## Stated task
Only the pictures stay out; every record is to be quoted exactly.

╭──

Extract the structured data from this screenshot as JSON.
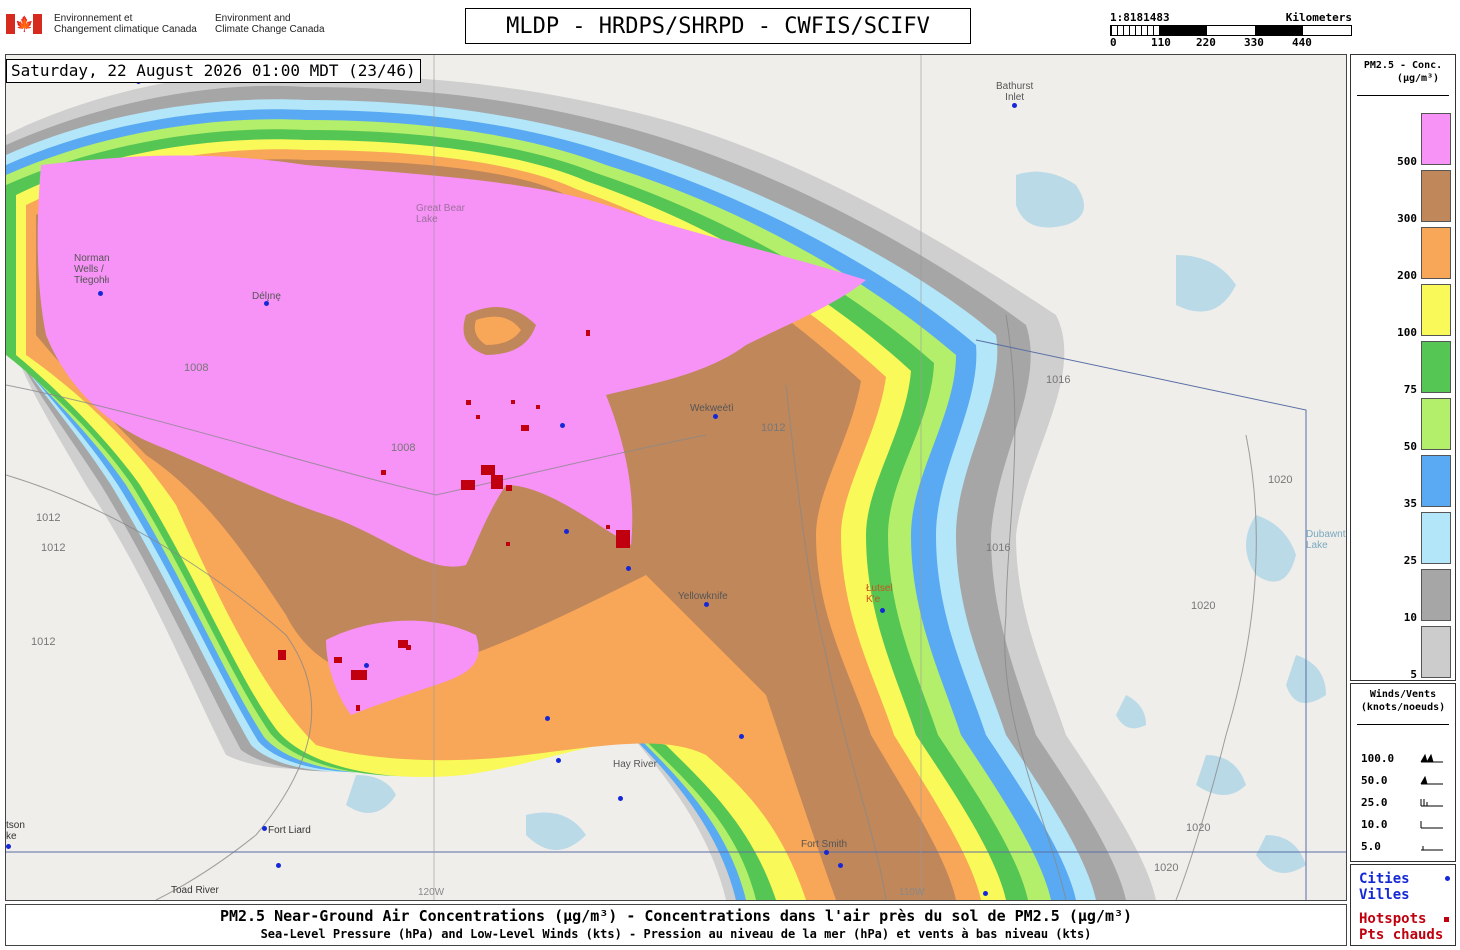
{
  "header": {
    "dept_fr_line1": "Environnement et",
    "dept_fr_line2": "Changement climatique Canada",
    "dept_en_line1": "Environment and",
    "dept_en_line2": "Climate Change Canada",
    "product_title": "MLDP - HRDPS/SHRPD - CWFIS/SCIFV"
  },
  "scale_bar": {
    "ratio": "1:8181483",
    "unit": "Kilometers",
    "ticks": [
      "0",
      "110",
      "220",
      "330",
      "440"
    ]
  },
  "map": {
    "timestamp": "Saturday, 22 August 2026 01:00 MDT (23/46)",
    "places": [
      {
        "name": "Bathurst\nInlet"
      },
      {
        "name": "Norman\nWells /\nTłegohłı"
      },
      {
        "name": "Délı̨nę"
      },
      {
        "name": "Great Bear\nLake"
      },
      {
        "name": "Wekweètì"
      },
      {
        "name": "Yellowknife"
      },
      {
        "name": "Łutsel\nK'e"
      },
      {
        "name": "Hay River"
      },
      {
        "name": "Fort Liard"
      },
      {
        "name": "Fort Smith"
      },
      {
        "name": "Toad River"
      },
      {
        "name": "tson\nke"
      },
      {
        "name": "Dubawnt\nLake"
      }
    ],
    "isobars": [
      "1008",
      "1008",
      "1012",
      "1012",
      "1012",
      "1012",
      "1016",
      "1016",
      "1020",
      "1020",
      "1020",
      "1020"
    ],
    "longitudes": [
      "120W",
      "110W"
    ]
  },
  "legend_pm25": {
    "title_line1": "PM2.5 - Conc.",
    "title_line2": "(µg/m³)",
    "classes": [
      {
        "label": "500",
        "color": "#f792f7"
      },
      {
        "label": "300",
        "color": "#c0875a"
      },
      {
        "label": "200",
        "color": "#f8a658"
      },
      {
        "label": "100",
        "color": "#f9f95a"
      },
      {
        "label": "75",
        "color": "#55c653"
      },
      {
        "label": "50",
        "color": "#b3ef6a"
      },
      {
        "label": "35",
        "color": "#59aaf2"
      },
      {
        "label": "25",
        "color": "#b3e6f8"
      },
      {
        "label": "10",
        "color": "#a6a6a6"
      },
      {
        "label": "5",
        "color": "#cccccc"
      }
    ]
  },
  "legend_wind": {
    "title_line1": "Winds/Vents",
    "title_line2": "(knots/noeuds)",
    "rows": [
      "100.0",
      "50.0",
      "25.0",
      "10.0",
      "5.0"
    ]
  },
  "legend_symbols": {
    "cities_en": "Cities",
    "cities_fr": "Villes",
    "city_color": "#1528d8",
    "hotspots_en": "Hotspots",
    "hotspots_fr": "Pts chauds",
    "hotspot_color": "#c0000e"
  },
  "footer": {
    "line1": "PM2.5 Near-Ground Air Concentrations (µg/m³) - Concentrations dans l'air près du sol de PM2.5 (µg/m³)",
    "line2": "Sea-Level Pressure (hPa) and Low-Level Winds (kts) - Pression au niveau de la mer (hPa) et vents à bas niveau (kts)"
  }
}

╰──

## Task output
Extract the structured data from this screenshot as JSON.
{
  "header": {
    "dept_fr_line1": "Environnement et",
    "dept_fr_line2": "Changement climatique Canada",
    "dept_en_line1": "Environment and",
    "dept_en_line2": "Climate Change Canada",
    "product_title": "MLDP - HRDPS/SHRPD - CWFIS/SCIFV"
  },
  "scale_bar": {
    "ratio": "1:8181483",
    "unit": "Kilometers",
    "ticks": [
      "0",
      "110",
      "220",
      "330",
      "440"
    ]
  },
  "map": {
    "timestamp": "Saturday, 22 August 2026 01:00 MDT (23/46)",
    "places": [
      {
        "name": "Bathurst\nInlet"
      },
      {
        "name": "Norman\nWells /\nTłegohłı"
      },
      {
        "name": "Délı̨nę"
      },
      {
        "name": "Great Bear\nLake"
      },
      {
        "name": "Wekweètì"
      },
      {
        "name": "Yellowknife"
      },
      {
        "name": "Łutsel\nK'e"
      },
      {
        "name": "Hay River"
      },
      {
        "name": "Fort Liard"
      },
      {
        "name": "Fort Smith"
      },
      {
        "name": "Toad River"
      },
      {
        "name": "tson\nke"
      },
      {
        "name": "Dubawnt\nLake"
      }
    ],
    "isobars": [
      "1008",
      "1008",
      "1012",
      "1012",
      "1012",
      "1012",
      "1016",
      "1016",
      "1020",
      "1020",
      "1020",
      "1020"
    ],
    "longitudes": [
      "120W",
      "110W"
    ]
  },
  "legend_pm25": {
    "title_line1": "PM2.5 - Conc.",
    "title_line2": "(µg/m³)",
    "classes": [
      {
        "label": "500",
        "color": "#f792f7"
      },
      {
        "label": "300",
        "color": "#c0875a"
      },
      {
        "label": "200",
        "color": "#f8a658"
      },
      {
        "label": "100",
        "color": "#f9f95a"
      },
      {
        "label": "75",
        "color": "#55c653"
      },
      {
        "label": "50",
        "color": "#b3ef6a"
      },
      {
        "label": "35",
        "color": "#59aaf2"
      },
      {
        "label": "25",
        "color": "#b3e6f8"
      },
      {
        "label": "10",
        "color": "#a6a6a6"
      },
      {
        "label": "5",
        "color": "#cccccc"
      }
    ]
  },
  "legend_wind": {
    "title_line1": "Winds/Vents",
    "title_line2": "(knots/noeuds)",
    "rows": [
      "100.0",
      "50.0",
      "25.0",
      "10.0",
      "5.0"
    ]
  },
  "legend_symbols": {
    "cities_en": "Cities",
    "cities_fr": "Villes",
    "city_color": "#1528d8",
    "hotspots_en": "Hotspots",
    "hotspots_fr": "Pts chauds",
    "hotspot_color": "#c0000e"
  },
  "footer": {
    "line1": "PM2.5 Near-Ground Air Concentrations (µg/m³) - Concentrations dans l'air près du sol de PM2.5 (µg/m³)",
    "line2": "Sea-Level Pressure (hPa) and Low-Level Winds (kts) - Pression au niveau de la mer (hPa) et vents à bas niveau (kts)"
  }
}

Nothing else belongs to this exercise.